▶ [Written exercise]:
Find the string "названия" in the listing and report every line that has it.

(Data entries)
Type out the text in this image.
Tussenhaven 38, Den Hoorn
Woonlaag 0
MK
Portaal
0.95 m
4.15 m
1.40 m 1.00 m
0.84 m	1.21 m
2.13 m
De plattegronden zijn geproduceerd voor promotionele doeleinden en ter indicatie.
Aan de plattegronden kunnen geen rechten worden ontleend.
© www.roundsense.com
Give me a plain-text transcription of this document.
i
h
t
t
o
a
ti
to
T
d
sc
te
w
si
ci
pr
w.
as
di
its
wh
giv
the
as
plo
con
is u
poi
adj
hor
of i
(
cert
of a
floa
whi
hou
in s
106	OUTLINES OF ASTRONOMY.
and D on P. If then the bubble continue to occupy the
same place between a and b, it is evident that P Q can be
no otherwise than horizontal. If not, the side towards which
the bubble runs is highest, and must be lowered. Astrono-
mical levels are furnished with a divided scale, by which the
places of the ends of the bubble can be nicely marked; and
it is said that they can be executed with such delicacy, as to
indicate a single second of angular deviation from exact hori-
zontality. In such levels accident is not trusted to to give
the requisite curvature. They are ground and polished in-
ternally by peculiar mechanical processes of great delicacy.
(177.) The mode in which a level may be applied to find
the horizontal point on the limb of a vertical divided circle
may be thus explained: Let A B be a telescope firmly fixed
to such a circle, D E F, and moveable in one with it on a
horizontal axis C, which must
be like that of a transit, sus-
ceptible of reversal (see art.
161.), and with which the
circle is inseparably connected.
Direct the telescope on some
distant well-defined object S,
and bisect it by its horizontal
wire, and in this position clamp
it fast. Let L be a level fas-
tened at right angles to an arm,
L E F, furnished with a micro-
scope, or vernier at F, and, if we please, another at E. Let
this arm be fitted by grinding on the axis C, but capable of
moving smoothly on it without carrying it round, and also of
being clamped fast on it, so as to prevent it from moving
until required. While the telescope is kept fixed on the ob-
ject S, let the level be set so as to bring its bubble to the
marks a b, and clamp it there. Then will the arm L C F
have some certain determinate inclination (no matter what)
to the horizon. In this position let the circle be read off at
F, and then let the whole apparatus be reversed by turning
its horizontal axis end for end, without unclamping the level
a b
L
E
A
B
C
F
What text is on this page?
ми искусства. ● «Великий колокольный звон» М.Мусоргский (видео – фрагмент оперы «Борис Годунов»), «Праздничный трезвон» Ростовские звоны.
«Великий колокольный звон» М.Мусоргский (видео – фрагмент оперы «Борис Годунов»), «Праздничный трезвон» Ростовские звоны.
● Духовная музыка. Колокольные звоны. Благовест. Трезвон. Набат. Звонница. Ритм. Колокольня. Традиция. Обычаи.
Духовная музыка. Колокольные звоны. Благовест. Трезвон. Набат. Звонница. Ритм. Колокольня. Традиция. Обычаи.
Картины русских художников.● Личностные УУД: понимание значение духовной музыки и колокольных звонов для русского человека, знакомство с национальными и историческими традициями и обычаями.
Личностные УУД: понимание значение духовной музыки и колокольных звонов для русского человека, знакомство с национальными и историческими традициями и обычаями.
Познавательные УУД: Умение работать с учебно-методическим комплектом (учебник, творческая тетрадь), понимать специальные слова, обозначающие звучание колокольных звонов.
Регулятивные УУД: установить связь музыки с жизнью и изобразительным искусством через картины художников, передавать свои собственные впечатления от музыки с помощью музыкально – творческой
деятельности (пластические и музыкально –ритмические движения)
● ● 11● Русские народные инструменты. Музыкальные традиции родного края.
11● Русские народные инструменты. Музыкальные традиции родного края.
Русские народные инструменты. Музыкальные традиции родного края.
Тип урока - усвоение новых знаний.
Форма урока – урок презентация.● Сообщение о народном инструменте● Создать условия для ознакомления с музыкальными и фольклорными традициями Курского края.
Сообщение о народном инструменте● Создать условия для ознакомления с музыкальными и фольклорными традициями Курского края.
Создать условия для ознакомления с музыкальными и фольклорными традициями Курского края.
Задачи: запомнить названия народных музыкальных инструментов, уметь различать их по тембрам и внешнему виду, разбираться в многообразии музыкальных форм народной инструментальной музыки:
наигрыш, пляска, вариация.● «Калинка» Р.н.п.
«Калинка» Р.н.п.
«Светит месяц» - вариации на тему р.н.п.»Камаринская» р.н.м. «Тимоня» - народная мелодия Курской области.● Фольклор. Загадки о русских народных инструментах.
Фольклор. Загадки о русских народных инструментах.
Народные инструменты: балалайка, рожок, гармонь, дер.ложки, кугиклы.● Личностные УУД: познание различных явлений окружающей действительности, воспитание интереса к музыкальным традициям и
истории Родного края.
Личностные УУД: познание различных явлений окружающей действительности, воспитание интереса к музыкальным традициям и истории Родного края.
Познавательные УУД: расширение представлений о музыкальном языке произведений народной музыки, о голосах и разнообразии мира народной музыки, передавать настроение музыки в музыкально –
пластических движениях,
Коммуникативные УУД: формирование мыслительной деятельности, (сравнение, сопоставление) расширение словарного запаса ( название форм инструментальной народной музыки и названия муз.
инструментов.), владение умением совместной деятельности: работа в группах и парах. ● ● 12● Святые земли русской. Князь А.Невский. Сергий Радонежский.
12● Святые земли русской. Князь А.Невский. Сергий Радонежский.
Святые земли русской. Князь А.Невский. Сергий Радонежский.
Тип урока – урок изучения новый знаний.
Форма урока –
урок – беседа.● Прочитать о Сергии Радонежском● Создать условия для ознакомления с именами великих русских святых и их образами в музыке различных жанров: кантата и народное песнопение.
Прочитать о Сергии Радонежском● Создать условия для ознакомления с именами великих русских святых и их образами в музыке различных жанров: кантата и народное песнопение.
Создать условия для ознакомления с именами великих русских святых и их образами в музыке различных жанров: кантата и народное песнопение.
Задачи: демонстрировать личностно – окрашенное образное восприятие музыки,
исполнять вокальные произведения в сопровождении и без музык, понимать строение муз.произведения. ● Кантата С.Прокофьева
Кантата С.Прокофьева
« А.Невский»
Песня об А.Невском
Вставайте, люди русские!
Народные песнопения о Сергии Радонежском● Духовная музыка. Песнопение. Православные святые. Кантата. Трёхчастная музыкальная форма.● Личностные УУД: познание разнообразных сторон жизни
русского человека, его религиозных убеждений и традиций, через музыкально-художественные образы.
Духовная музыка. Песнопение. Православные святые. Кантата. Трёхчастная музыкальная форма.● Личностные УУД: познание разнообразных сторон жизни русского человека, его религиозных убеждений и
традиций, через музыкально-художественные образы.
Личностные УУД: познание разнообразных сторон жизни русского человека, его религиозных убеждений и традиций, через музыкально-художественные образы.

▶ [The output]:
Задачи: запомнить названия народных музыкальных инструментов, уметь различать их по тембрам и внешнему виду, разбираться в многообразии музыкальных форм народной инструментальной музыки:
Коммуникативные УУД: формирование мыслительной деятельности, (сравнение, сопоставление) расширение словарного запаса ( название форм инструментальной народной музыки и названия муз.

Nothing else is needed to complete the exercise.